>> start
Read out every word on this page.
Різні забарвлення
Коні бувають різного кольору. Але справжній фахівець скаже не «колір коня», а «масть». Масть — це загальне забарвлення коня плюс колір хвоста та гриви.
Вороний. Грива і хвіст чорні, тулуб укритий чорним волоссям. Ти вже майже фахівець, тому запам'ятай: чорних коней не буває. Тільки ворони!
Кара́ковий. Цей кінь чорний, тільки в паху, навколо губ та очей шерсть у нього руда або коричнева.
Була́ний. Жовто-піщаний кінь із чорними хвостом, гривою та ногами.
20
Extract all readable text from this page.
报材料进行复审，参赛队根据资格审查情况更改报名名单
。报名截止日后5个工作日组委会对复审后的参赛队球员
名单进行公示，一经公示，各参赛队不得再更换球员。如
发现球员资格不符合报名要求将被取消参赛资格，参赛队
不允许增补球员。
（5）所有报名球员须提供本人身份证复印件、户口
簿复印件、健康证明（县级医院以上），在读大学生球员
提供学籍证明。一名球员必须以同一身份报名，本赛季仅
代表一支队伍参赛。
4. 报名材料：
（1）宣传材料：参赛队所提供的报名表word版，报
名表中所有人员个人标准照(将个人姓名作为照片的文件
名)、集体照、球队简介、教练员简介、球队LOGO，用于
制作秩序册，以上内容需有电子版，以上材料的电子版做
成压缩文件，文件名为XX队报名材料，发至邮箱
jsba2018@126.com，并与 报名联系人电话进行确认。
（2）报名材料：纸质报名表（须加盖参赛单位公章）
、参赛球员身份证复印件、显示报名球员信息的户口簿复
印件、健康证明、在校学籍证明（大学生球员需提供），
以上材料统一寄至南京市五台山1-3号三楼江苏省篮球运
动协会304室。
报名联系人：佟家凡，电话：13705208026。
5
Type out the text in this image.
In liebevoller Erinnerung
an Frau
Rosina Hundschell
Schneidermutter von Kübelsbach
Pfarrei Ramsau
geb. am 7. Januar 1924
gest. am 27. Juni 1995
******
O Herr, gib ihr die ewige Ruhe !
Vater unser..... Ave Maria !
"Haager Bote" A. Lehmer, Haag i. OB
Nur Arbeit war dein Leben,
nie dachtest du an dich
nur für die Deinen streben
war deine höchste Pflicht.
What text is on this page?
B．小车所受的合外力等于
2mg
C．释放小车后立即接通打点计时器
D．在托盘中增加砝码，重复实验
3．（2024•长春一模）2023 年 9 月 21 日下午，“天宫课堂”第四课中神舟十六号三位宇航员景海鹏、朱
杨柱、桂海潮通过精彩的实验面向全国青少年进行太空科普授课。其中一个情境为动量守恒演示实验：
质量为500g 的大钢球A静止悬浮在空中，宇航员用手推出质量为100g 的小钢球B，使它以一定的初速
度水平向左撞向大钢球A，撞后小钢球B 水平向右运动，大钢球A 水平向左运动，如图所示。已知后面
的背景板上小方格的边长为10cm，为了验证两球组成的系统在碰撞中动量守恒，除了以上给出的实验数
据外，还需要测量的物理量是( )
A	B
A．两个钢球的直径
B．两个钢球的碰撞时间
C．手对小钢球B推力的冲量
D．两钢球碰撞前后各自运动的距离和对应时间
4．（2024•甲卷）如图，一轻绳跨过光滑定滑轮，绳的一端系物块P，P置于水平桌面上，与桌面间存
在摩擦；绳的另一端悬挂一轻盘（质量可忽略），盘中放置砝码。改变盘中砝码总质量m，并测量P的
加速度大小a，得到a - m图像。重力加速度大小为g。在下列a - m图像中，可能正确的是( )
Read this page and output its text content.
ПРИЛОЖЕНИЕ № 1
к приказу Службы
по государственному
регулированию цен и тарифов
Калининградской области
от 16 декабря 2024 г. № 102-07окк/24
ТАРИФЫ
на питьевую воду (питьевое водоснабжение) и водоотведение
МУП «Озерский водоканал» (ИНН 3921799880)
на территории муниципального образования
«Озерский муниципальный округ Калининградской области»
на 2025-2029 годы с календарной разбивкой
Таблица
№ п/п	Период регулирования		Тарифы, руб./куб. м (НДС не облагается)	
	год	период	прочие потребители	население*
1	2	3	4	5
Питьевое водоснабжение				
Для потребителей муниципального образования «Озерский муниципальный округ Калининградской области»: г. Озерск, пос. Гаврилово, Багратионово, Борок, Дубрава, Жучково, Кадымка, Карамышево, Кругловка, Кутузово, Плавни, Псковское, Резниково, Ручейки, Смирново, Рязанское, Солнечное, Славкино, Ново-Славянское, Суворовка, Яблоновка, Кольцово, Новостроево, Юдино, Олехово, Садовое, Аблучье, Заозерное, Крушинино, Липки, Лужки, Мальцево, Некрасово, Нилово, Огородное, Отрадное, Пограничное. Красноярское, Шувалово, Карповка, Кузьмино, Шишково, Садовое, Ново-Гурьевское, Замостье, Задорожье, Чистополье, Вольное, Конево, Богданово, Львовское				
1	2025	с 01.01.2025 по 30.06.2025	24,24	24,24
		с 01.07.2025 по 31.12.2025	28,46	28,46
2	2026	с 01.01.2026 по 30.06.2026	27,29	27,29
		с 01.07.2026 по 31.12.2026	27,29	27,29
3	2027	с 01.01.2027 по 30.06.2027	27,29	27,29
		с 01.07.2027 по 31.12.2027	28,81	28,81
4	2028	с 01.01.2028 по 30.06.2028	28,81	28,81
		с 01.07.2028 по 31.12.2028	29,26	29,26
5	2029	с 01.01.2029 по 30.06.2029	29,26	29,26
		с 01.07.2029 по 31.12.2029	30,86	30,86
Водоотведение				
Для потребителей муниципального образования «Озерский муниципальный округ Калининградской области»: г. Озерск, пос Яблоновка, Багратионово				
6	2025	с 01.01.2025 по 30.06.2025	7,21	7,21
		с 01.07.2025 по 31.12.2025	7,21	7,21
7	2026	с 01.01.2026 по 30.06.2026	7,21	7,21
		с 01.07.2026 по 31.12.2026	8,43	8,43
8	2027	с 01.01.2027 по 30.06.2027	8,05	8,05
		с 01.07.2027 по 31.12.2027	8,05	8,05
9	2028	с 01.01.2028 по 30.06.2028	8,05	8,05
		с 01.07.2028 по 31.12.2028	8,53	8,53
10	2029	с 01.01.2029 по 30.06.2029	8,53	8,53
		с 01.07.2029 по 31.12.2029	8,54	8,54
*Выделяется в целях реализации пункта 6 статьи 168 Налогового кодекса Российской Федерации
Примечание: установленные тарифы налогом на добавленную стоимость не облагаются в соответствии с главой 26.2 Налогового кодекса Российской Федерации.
>> end
DIRECTION>
Copy each record from above exactly, and include every line.

IN RESPONSE>
Read out every word on this page.
Різні забарвлення
Коні бувають різного кольору. Але справжній фахівець скаже не «колір коня», а «масть». Масть — це загальне забарвлення коня плюс колір хвоста та гриви.
Вороний. Грива і хвіст чорні, тулуб укритий чорним волоссям. Ти вже майже фахівець, тому запам'ятай: чорних коней не буває. Тільки ворони!
Кара́ковий. Цей кінь чорний, тільки в паху, навколо губ та очей шерсть у нього руда або коричнева.
Була́ний. Жовто-піщаний кінь із чорними хвостом, гривою та ногами.
20
Extract all readable text from this page.
报材料进行复审，参赛队根据资格审查情况更改报名名单
。报名截止日后5个工作日组委会对复审后的参赛队球员
名单进行公示，一经公示，各参赛队不得再更换球员。如
发现球员资格不符合报名要求将被取消参赛资格，参赛队
不允许增补球员。
（5）所有报名球员须提供本人身份证复印件、户口
簿复印件、健康证明（县级医院以上），在读大学生球员
提供学籍证明。一名球员必须以同一身份报名，本赛季仅
代表一支队伍参赛。
4. 报名材料：
（1）宣传材料：参赛队所提供的报名表word版，报
名表中所有人员个人标准照(将个人姓名作为照片的文件
名)、集体照、球队简介、教练员简介、球队LOGO，用于
制作秩序册，以上内容需有电子版，以上材料的电子版做
成压缩文件，文件名为XX队报名材料，发至邮箱
jsba2018@126.com，并与 报名联系人电话进行确认。
（2）报名材料：纸质报名表（须加盖参赛单位公章）
、参赛球员身份证复印件、显示报名球员信息的户口簿复
印件、健康证明、在校学籍证明（大学生球员需提供），
以上材料统一寄至南京市五台山1-3号三楼江苏省篮球运
动协会304室。
报名联系人：佟家凡，电话：13705208026。
5
Type out the text in this image.
In liebevoller Erinnerung
an Frau
Rosina Hundschell
Schneidermutter von Kübelsbach
Pfarrei Ramsau
geb. am 7. Januar 1924
gest. am 27. Juni 1995
******
O Herr, gib ihr die ewige Ruhe !
Vater unser..... Ave Maria !
"Haager Bote" A. Lehmer, Haag i. OB
Nur Arbeit war dein Leben,
nie dachtest du an dich
nur für die Deinen streben
war deine höchste Pflicht.
What text is on this page?
B．小车所受的合外力等于
2mg
C．释放小车后立即接通打点计时器
D．在托盘中增加砝码，重复实验
3．（2024•长春一模）2023 年 9 月 21 日下午，“天宫课堂”第四课中神舟十六号三位宇航员景海鹏、朱
杨柱、桂海潮通过精彩的实验面向全国青少年进行太空科普授课。其中一个情境为动量守恒演示实验：
质量为500g 的大钢球A静止悬浮在空中，宇航员用手推出质量为100g 的小钢球B，使它以一定的初速
度水平向左撞向大钢球A，撞后小钢球B 水平向右运动，大钢球A 水平向左运动，如图所示。已知后面
的背景板上小方格的边长为10cm，为了验证两球组成的系统在碰撞中动量守恒，除了以上给出的实验数
据外，还需要测量的物理量是( )
A	B
A．两个钢球的直径
B．两个钢球的碰撞时间
C．手对小钢球B推力的冲量
D．两钢球碰撞前后各自运动的距离和对应时间
4．（2024•甲卷）如图，一轻绳跨过光滑定滑轮，绳的一端系物块P，P置于水平桌面上，与桌面间存
在摩擦；绳的另一端悬挂一轻盘（质量可忽略），盘中放置砝码。改变盘中砝码总质量m，并测量P的
加速度大小a，得到a - m图像。重力加速度大小为g。在下列a - m图像中，可能正确的是( )
Read this page and output its text content.
ПРИЛОЖЕНИЕ № 1
к приказу Службы
по государственному
регулированию цен и тарифов
Калининградской области
от 16 декабря 2024 г. № 102-07окк/24
ТАРИФЫ
на питьевую воду (питьевое водоснабжение) и водоотведение
МУП «Озерский водоканал» (ИНН 3921799880)
на территории муниципального образования
«Озерский муниципальный округ Калининградской области»
на 2025-2029 годы с календарной разбивкой
Таблица
№ п/п	Период регулирования		Тарифы, руб./куб. м (НДС не облагается)	
	год	период	прочие потребители	население*
1	2	3	4	5
Питьевое водоснабжение				
Для потребителей муниципального образования «Озерский муниципальный округ Калининградской области»: г. Озерск, пос. Гаврилово, Багратионово, Борок, Дубрава, Жучково, Кадымка, Карамышево, Кругловка, Кутузово, Плавни, Псковское, Резниково, Ручейки, Смирново, Рязанское, Солнечное, Славкино, Ново-Славянское, Суворовка, Яблоновка, Кольцово, Новостроево, Юдино, Олехово, Садовое, Аблучье, Заозерное, Крушинино, Липки, Лужки, Мальцево, Некрасово, Нилово, Огородное, Отрадное, Пограничное. Красноярское, Шувалово, Карповка, Кузьмино, Шишково, Садовое, Ново-Гурьевское, Замостье, Задорожье, Чистополье, Вольное, Конево, Богданово, Львовское				
1	2025	с 01.01.2025 по 30.06.2025	24,24	24,24
		с 01.07.2025 по 31.12.2025	28,46	28,46
2	2026	с 01.01.2026 по 30.06.2026	27,29	27,29
		с 01.07.2026 по 31.12.2026	27,29	27,29
3	2027	с 01.01.2027 по 30.06.2027	27,29	27,29
		с 01.07.2027 по 31.12.2027	28,81	28,81
4	2028	с 01.01.2028 по 30.06.2028	28,81	28,81
		с 01.07.2028 по 31.12.2028	29,26	29,26
5	2029	с 01.01.2029 по 30.06.2029	29,26	29,26
		с 01.07.2029 по 31.12.2029	30,86	30,86
Водоотведение				
Для потребителей муниципального образования «Озерский муниципальный округ Калининградской области»: г. Озерск, пос Яблоновка, Багратионово				
6	2025	с 01.01.2025 по 30.06.2025	7,21	7,21
		с 01.07.2025 по 31.12.2025	7,21	7,21
7	2026	с 01.01.2026 по 30.06.2026	7,21	7,21
		с 01.07.2026 по 31.12.2026	8,43	8,43
8	2027	с 01.01.2027 по 30.06.2027	8,05	8,05
		с 01.07.2027 по 31.12.2027	8,05	8,05
9	2028	с 01.01.2028 по 30.06.2028	8,05	8,05
		с 01.07.2028 по 31.12.2028	8,53	8,53
10	2029	с 01.01.2029 по 30.06.2029	8,53	8,53
		с 01.07.2029 по 31.12.2029	8,54	8,54
*Выделяется в целях реализации пункта 6 статьи 168 Налогового кодекса Российской Федерации
Примечание: установленные тарифы налогом на добавленную стоимость не облагаются в соответствии с главой 26.2 Налогового кодекса Российской Федерации.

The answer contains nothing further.